**Aim of the exercise:** Reproduce the records below verbatim, from their first line through the line that contains "paragraph-literary-concepts bbox=[67, 352, 610, 634]", including both ends.

──────── Supplied records ────────

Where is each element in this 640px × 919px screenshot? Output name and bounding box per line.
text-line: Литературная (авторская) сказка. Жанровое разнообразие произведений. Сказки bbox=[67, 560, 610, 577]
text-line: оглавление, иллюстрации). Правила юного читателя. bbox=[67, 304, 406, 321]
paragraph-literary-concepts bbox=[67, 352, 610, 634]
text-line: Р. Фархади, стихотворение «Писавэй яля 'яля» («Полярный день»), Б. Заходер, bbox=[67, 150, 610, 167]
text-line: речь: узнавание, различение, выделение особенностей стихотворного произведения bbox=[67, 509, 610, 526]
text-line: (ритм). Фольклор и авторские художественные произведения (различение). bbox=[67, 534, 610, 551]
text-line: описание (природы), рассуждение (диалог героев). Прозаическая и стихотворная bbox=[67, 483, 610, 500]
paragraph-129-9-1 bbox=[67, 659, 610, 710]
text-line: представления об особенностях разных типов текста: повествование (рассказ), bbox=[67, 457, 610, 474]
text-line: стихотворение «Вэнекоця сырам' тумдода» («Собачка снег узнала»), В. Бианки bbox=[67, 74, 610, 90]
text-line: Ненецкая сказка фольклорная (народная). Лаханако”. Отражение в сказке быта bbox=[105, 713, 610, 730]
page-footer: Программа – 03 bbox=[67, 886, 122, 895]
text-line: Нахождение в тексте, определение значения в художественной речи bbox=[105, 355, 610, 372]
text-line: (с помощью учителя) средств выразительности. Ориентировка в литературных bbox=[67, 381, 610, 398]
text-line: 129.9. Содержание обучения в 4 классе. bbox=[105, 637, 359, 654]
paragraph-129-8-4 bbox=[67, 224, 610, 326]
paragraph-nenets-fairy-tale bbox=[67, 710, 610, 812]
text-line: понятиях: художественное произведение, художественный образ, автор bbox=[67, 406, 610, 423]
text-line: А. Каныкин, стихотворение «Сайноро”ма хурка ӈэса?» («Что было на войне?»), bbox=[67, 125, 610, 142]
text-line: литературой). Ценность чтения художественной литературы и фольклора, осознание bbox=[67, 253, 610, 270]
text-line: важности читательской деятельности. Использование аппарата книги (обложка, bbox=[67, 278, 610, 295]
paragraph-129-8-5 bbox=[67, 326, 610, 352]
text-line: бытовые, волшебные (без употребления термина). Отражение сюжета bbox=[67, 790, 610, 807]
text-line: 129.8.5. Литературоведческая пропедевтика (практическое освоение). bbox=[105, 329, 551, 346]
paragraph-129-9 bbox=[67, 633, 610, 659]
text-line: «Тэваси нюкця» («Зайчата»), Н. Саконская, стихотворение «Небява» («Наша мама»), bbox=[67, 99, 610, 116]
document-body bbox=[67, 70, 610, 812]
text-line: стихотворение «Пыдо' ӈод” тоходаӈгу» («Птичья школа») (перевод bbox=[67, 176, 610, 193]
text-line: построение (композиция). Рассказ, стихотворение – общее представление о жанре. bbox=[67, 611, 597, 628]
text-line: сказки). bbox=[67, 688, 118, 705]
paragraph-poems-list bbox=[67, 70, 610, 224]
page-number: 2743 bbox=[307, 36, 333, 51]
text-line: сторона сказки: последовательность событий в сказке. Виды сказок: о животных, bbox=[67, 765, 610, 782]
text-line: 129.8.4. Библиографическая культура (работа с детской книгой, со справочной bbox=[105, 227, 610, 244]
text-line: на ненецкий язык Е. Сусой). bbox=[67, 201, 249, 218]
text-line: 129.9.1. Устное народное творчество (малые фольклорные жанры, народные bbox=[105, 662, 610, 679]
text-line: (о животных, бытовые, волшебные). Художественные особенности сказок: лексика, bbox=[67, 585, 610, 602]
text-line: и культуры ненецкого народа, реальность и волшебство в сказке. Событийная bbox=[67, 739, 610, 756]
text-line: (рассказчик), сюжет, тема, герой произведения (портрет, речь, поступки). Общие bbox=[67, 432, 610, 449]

────────

**Response to this exercise:**
Where is each element in this 640px × 919px screenshot? Output name and bounding box per line.
text-line: Литературная (авторская) сказка. Жанровое разнообразие произведений. Сказки bbox=[67, 560, 610, 577]
text-line: оглавление, иллюстрации). Правила юного читателя. bbox=[67, 304, 406, 321]
paragraph-literary-concepts bbox=[67, 352, 610, 634]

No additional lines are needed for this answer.